## INSTRUCTIONS FOR THE TASK
Pick out each line below containing "million".

───── TASK INPUT

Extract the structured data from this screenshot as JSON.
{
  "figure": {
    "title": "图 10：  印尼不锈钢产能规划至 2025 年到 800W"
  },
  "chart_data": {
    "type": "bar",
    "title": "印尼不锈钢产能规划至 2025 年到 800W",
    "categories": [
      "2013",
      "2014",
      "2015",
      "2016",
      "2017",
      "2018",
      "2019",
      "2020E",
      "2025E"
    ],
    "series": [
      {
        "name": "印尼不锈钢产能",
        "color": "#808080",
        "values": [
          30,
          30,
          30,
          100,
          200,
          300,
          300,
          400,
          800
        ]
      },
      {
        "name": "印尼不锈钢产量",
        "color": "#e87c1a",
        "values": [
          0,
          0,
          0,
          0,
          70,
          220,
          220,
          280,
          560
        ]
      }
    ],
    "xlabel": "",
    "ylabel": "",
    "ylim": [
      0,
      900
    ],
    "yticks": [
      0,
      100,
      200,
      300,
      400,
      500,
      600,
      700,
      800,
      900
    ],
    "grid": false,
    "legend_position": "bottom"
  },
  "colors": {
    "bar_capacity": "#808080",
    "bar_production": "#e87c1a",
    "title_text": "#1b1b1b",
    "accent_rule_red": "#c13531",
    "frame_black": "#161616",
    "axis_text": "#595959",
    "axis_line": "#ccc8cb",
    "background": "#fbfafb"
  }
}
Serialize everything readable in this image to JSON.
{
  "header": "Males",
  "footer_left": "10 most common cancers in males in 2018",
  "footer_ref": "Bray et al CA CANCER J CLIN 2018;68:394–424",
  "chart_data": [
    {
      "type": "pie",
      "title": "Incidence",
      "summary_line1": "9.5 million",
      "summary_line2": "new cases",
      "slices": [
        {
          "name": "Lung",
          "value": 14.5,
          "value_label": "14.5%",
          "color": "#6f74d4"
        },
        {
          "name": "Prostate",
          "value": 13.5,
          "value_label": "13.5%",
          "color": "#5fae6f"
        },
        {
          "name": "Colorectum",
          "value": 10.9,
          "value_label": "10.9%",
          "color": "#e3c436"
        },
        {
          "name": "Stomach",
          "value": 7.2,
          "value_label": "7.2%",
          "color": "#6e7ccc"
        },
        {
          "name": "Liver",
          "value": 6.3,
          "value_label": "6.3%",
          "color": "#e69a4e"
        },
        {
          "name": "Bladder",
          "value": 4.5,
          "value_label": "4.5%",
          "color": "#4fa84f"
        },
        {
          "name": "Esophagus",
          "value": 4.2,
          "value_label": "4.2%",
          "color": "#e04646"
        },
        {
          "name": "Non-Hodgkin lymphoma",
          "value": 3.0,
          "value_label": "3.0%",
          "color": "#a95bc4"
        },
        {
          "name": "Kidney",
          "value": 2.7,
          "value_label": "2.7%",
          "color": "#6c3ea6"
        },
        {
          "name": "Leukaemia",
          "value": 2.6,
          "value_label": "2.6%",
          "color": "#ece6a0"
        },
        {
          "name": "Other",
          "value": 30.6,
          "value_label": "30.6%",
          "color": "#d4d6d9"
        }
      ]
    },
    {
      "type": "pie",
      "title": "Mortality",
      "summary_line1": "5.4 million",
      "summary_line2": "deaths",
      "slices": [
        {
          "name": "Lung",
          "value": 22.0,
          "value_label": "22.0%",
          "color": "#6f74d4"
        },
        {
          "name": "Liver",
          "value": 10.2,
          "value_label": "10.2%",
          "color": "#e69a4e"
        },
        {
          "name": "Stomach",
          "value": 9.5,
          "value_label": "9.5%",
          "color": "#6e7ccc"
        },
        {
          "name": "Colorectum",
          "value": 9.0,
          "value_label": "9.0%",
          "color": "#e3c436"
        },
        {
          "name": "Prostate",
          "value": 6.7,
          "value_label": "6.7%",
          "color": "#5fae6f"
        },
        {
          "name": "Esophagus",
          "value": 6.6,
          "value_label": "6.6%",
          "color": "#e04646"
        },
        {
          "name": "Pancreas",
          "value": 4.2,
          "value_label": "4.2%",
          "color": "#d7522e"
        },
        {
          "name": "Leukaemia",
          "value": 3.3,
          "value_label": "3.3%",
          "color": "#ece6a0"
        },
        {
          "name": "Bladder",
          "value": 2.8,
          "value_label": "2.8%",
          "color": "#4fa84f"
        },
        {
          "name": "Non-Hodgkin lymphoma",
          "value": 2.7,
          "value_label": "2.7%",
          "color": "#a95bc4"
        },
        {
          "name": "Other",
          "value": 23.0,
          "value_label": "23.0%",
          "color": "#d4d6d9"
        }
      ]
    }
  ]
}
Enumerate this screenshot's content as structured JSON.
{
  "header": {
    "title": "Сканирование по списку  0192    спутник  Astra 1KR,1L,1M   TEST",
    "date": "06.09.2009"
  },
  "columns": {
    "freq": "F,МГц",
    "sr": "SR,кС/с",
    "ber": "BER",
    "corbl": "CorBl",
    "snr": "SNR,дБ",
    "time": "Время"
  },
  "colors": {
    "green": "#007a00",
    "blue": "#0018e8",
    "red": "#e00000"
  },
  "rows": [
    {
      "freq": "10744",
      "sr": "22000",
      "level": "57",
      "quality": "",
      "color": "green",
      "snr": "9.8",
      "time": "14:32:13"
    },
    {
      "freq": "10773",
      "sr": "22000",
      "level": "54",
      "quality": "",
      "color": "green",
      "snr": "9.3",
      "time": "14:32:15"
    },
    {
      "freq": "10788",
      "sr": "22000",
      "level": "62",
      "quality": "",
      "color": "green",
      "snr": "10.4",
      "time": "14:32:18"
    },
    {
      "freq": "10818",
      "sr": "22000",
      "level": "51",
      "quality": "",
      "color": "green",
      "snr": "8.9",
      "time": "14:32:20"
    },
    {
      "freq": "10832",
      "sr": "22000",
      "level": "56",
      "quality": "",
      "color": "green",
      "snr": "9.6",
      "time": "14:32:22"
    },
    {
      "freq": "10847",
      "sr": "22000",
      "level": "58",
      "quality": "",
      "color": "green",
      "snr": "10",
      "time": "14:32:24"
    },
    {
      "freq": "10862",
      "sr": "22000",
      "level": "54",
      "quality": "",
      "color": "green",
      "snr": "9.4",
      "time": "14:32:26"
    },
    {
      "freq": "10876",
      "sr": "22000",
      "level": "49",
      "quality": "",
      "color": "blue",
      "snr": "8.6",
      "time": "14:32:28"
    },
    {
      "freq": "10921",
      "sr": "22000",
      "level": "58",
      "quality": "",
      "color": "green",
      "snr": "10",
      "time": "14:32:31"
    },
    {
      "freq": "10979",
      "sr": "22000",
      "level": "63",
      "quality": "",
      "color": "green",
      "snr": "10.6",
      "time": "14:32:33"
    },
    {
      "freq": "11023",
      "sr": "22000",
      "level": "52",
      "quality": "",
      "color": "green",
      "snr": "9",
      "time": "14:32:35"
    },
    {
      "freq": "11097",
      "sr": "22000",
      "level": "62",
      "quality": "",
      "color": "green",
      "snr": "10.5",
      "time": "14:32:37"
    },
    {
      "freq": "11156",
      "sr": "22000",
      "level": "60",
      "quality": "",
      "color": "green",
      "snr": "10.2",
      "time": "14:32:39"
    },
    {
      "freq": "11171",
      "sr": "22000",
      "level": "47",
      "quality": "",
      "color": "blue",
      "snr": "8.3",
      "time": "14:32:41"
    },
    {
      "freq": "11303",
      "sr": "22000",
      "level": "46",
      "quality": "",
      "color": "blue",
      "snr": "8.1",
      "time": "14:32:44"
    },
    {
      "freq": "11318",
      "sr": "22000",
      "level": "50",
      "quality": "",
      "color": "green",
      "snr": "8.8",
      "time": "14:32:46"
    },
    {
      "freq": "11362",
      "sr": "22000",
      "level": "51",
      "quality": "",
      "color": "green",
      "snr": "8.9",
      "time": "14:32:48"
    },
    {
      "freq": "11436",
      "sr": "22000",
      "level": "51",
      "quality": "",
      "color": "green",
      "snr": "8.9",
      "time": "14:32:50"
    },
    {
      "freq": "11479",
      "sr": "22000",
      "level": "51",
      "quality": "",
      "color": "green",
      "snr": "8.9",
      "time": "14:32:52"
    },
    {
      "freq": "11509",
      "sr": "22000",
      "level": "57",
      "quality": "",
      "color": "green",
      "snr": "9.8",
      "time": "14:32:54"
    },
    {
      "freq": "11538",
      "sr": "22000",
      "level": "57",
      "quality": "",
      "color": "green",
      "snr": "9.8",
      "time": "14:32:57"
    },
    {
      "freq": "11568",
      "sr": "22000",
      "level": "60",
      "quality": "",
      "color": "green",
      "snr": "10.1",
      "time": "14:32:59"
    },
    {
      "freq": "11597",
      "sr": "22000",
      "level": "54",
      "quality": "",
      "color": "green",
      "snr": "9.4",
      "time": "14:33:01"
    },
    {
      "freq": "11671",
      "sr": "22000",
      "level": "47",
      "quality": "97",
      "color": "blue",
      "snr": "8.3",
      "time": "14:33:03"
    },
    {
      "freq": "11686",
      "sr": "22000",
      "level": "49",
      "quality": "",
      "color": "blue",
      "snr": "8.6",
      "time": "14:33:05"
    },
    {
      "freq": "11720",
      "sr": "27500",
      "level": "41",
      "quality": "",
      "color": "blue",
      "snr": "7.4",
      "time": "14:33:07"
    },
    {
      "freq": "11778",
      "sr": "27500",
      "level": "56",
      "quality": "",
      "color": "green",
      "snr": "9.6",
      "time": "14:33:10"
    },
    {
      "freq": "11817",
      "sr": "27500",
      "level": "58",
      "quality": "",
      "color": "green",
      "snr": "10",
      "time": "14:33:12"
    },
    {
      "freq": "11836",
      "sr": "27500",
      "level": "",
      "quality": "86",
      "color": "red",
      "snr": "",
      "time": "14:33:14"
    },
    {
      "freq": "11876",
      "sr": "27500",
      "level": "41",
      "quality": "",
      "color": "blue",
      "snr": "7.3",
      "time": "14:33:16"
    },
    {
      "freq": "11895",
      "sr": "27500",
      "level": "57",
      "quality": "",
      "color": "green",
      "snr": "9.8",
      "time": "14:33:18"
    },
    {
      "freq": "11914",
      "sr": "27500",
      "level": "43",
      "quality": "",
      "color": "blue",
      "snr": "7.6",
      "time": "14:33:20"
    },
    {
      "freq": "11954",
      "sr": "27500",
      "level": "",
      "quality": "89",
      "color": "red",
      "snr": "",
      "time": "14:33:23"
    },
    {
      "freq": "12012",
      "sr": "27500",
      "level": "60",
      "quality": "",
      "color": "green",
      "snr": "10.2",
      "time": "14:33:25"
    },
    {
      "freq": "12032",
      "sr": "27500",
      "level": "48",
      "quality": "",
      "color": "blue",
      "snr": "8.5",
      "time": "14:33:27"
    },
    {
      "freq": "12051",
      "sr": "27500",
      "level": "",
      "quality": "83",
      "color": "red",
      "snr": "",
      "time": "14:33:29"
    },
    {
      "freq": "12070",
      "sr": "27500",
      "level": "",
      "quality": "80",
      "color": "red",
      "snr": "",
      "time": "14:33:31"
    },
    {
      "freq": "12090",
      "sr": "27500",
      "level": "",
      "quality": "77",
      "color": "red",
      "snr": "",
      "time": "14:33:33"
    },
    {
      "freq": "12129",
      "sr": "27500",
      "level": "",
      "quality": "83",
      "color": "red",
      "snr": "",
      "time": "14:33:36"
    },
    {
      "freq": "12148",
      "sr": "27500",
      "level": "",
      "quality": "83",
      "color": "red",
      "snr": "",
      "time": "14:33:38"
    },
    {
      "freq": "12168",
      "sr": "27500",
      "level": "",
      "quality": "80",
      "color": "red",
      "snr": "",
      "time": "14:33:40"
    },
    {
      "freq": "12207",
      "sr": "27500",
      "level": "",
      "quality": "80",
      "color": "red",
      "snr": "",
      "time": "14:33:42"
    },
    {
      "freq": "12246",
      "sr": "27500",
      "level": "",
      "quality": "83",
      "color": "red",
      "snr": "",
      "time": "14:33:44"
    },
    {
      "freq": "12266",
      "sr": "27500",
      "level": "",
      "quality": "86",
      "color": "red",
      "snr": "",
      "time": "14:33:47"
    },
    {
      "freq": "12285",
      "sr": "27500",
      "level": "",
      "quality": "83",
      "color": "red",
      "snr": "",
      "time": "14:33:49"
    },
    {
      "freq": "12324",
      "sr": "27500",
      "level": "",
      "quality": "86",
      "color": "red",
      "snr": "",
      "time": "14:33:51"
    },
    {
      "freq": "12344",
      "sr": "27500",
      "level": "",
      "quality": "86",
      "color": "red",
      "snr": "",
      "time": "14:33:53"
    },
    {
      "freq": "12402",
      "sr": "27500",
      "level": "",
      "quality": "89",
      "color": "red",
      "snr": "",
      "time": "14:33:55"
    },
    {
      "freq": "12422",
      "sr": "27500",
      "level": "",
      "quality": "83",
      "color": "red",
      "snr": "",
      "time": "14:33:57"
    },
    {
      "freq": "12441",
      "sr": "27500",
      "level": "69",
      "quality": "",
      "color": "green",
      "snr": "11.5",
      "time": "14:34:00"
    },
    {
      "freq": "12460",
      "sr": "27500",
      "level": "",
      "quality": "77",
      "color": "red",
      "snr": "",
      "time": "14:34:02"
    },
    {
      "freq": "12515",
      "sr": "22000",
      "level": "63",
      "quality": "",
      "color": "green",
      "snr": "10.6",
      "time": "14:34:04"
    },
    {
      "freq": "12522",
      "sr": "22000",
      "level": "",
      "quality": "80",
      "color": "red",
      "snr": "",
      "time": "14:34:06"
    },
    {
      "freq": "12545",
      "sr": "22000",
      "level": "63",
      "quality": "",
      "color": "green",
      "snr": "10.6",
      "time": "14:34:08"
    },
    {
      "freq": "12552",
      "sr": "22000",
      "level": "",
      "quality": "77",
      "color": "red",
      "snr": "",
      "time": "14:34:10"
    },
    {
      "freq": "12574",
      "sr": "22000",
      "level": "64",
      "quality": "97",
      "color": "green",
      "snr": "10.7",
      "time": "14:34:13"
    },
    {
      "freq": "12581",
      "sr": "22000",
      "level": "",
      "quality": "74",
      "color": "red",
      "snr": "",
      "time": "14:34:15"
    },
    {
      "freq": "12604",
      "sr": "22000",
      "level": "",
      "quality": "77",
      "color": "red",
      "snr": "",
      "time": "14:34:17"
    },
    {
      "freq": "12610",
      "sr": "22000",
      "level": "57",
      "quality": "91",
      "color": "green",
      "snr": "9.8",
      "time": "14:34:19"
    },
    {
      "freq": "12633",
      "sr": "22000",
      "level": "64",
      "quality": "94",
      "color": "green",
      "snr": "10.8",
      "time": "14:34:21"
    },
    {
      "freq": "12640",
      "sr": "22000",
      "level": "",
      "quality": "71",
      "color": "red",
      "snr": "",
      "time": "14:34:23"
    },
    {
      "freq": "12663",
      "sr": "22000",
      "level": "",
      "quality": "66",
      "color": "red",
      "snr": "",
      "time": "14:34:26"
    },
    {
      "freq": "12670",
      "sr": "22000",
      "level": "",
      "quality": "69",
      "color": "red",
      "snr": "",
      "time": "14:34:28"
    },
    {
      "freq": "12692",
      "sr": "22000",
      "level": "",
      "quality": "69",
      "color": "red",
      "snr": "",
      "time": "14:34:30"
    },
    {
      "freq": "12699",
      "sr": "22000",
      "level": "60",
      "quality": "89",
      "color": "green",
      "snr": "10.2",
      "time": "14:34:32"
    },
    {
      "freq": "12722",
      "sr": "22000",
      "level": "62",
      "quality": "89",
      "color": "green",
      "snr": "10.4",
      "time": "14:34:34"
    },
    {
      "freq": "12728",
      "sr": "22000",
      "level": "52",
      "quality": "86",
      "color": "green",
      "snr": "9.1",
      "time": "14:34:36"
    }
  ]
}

──────────

## TASK OUTPUT
      "summary_line1": "9.5 million",
      "summary_line1": "5.4 million",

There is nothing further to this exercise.